* PROBLEM DETAILS:
Using the entries below, output exactly the line containing "Extract all readable text from this page." and all lines that follow it to the end.

Extracted records
------------------------------------------------------------------------

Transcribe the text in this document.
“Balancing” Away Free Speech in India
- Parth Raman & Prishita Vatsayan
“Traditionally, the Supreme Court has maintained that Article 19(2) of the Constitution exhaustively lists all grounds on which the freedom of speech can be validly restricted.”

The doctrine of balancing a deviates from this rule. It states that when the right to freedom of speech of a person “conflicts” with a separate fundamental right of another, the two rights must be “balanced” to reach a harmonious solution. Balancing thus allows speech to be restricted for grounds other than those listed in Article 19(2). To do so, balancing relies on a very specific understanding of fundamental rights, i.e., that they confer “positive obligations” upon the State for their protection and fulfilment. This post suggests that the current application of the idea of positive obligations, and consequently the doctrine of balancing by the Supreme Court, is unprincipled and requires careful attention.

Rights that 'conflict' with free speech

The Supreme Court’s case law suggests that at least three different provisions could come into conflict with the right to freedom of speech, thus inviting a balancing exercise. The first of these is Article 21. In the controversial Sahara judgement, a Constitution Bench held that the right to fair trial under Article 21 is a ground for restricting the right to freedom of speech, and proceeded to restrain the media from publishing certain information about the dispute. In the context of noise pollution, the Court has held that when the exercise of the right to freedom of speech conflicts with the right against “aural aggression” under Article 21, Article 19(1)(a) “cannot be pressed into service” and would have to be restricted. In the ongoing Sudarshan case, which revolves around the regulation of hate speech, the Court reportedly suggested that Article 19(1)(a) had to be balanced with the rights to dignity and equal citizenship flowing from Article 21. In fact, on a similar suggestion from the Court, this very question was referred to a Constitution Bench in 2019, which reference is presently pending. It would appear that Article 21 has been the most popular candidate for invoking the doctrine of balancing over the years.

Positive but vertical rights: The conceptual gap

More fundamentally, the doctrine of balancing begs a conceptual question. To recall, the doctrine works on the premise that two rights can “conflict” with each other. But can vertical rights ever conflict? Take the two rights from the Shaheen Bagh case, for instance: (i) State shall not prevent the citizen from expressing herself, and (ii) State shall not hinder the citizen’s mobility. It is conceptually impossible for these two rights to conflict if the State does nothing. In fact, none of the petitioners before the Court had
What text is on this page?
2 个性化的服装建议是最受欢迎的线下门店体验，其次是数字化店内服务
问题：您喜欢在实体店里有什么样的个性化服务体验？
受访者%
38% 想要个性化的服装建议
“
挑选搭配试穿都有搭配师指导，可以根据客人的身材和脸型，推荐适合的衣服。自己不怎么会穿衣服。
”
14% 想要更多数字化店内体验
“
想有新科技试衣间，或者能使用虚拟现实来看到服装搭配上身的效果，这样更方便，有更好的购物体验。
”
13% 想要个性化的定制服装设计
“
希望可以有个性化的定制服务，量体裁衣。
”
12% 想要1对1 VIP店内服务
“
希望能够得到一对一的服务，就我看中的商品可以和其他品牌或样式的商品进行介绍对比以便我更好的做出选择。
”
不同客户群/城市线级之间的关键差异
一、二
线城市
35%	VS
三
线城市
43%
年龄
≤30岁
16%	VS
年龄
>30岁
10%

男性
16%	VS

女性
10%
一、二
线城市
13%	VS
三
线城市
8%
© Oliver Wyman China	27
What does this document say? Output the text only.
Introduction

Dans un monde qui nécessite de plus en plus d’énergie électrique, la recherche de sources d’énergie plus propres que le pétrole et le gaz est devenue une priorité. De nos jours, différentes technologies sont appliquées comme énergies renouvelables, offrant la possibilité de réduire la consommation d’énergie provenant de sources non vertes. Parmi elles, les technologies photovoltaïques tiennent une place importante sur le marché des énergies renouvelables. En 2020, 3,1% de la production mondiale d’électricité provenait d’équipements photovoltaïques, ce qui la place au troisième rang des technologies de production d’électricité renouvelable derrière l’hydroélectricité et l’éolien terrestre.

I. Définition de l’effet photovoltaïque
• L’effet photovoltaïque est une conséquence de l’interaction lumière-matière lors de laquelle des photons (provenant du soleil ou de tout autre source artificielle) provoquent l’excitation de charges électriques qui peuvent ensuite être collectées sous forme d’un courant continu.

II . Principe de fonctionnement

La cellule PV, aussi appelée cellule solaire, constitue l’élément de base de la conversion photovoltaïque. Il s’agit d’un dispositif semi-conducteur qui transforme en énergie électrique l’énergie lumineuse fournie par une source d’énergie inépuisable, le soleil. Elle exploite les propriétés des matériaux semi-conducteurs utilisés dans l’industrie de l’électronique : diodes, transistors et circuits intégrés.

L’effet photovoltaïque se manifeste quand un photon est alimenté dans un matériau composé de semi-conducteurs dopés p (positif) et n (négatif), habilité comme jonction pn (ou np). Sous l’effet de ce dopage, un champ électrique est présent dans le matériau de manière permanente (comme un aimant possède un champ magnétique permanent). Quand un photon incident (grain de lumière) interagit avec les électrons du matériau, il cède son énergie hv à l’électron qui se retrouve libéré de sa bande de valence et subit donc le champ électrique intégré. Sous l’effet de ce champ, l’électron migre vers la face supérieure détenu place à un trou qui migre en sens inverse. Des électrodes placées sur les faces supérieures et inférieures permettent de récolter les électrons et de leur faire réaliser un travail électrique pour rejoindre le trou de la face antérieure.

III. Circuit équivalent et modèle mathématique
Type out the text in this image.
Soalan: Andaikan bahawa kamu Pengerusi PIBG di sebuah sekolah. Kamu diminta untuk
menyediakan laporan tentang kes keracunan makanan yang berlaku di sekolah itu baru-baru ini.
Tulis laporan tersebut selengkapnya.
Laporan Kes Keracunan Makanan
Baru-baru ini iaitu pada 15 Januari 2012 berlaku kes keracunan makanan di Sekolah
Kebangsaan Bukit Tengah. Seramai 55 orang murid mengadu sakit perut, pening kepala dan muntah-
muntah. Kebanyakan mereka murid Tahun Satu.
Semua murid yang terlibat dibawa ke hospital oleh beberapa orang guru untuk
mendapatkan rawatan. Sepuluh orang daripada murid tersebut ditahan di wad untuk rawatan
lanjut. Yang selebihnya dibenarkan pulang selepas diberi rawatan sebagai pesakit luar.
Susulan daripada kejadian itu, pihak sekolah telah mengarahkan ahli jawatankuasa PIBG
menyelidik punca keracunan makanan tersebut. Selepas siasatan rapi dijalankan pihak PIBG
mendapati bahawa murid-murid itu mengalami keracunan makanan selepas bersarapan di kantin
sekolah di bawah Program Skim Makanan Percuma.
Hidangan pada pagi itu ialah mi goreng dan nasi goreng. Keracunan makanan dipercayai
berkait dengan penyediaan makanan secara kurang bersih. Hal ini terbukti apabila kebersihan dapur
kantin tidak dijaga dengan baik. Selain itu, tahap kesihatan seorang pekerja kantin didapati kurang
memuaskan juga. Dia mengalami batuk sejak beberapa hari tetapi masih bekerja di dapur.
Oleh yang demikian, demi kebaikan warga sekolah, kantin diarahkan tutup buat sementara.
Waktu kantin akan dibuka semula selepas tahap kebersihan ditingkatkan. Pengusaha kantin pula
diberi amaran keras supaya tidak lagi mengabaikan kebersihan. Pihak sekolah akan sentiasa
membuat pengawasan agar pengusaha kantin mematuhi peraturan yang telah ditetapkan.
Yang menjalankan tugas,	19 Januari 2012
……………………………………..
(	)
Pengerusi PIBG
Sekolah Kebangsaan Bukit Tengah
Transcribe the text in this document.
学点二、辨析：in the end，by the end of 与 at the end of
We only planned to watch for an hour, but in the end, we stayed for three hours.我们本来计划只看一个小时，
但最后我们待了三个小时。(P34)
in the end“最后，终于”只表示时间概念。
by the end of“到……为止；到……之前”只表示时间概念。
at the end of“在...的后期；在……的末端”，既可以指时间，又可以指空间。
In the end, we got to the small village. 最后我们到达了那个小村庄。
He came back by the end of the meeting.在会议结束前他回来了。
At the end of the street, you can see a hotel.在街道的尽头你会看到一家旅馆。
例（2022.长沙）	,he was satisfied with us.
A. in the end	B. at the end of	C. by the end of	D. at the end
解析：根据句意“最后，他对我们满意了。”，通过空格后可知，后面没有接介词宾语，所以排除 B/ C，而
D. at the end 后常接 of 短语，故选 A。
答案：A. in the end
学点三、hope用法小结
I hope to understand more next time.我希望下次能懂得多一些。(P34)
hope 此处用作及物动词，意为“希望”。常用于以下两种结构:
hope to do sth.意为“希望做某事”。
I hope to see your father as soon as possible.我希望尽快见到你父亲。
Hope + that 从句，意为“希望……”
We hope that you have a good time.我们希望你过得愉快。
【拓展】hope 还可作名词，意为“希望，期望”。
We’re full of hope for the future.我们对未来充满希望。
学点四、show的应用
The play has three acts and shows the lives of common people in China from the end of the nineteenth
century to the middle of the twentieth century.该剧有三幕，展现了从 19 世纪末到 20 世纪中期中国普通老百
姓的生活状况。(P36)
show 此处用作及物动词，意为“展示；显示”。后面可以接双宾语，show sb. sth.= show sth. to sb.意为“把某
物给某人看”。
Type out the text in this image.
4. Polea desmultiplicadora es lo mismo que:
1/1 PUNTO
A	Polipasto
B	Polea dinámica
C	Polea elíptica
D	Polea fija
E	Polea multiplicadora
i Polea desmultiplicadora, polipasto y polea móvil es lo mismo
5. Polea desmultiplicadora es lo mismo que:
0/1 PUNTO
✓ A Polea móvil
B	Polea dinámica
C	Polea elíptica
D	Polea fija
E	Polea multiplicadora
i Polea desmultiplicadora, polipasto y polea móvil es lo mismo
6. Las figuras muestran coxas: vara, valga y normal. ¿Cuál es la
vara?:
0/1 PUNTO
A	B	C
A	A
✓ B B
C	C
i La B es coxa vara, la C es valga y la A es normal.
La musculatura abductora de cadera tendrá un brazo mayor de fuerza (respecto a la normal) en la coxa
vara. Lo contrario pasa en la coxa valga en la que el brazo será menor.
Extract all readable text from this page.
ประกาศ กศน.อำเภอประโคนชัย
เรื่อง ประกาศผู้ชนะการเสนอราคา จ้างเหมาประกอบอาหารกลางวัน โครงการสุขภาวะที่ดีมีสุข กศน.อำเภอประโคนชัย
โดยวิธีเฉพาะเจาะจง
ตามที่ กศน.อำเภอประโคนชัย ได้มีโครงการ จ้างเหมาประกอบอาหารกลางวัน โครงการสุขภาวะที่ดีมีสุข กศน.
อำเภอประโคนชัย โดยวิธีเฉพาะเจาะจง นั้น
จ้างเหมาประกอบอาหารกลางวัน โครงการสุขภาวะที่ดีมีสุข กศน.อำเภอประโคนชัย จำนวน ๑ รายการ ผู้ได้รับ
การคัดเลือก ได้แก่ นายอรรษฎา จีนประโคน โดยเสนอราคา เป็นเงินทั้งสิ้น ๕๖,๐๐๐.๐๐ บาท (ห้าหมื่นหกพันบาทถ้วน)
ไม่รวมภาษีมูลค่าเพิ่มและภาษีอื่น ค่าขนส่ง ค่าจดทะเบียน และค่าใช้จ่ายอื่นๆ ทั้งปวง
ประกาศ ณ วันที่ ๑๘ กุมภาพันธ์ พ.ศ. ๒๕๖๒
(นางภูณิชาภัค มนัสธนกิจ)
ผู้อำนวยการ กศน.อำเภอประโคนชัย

------------------------------------------------------------------------

* COMPLETE ANSWER:
Extract all readable text from this page.
ประกาศ กศน.อำเภอประโคนชัย
เรื่อง ประกาศผู้ชนะการเสนอราคา จ้างเหมาประกอบอาหารกลางวัน โครงการสุขภาวะที่ดีมีสุข กศน.อำเภอประโคนชัย
โดยวิธีเฉพาะเจาะจง
ตามที่ กศน.อำเภอประโคนชัย ได้มีโครงการ จ้างเหมาประกอบอาหารกลางวัน โครงการสุขภาวะที่ดีมีสุข กศน.
อำเภอประโคนชัย โดยวิธีเฉพาะเจาะจง นั้น
จ้างเหมาประกอบอาหารกลางวัน โครงการสุขภาวะที่ดีมีสุข กศน.อำเภอประโคนชัย จำนวน ๑ รายการ ผู้ได้รับ
การคัดเลือก ได้แก่ นายอรรษฎา จีนประโคน โดยเสนอราคา เป็นเงินทั้งสิ้น ๕๖,๐๐๐.๐๐ บาท (ห้าหมื่นหกพันบาทถ้วน)
ไม่รวมภาษีมูลค่าเพิ่มและภาษีอื่น ค่าขนส่ง ค่าจดทะเบียน และค่าใช้จ่ายอื่นๆ ทั้งปวง
ประกาศ ณ วันที่ ๑๘ กุมภาพันธ์ พ.ศ. ๒๕๖๒
(นางภูณิชาภัค มนัสธนกิจ)
ผู้อำนวยการ กศน.อำเภอประโคนชัย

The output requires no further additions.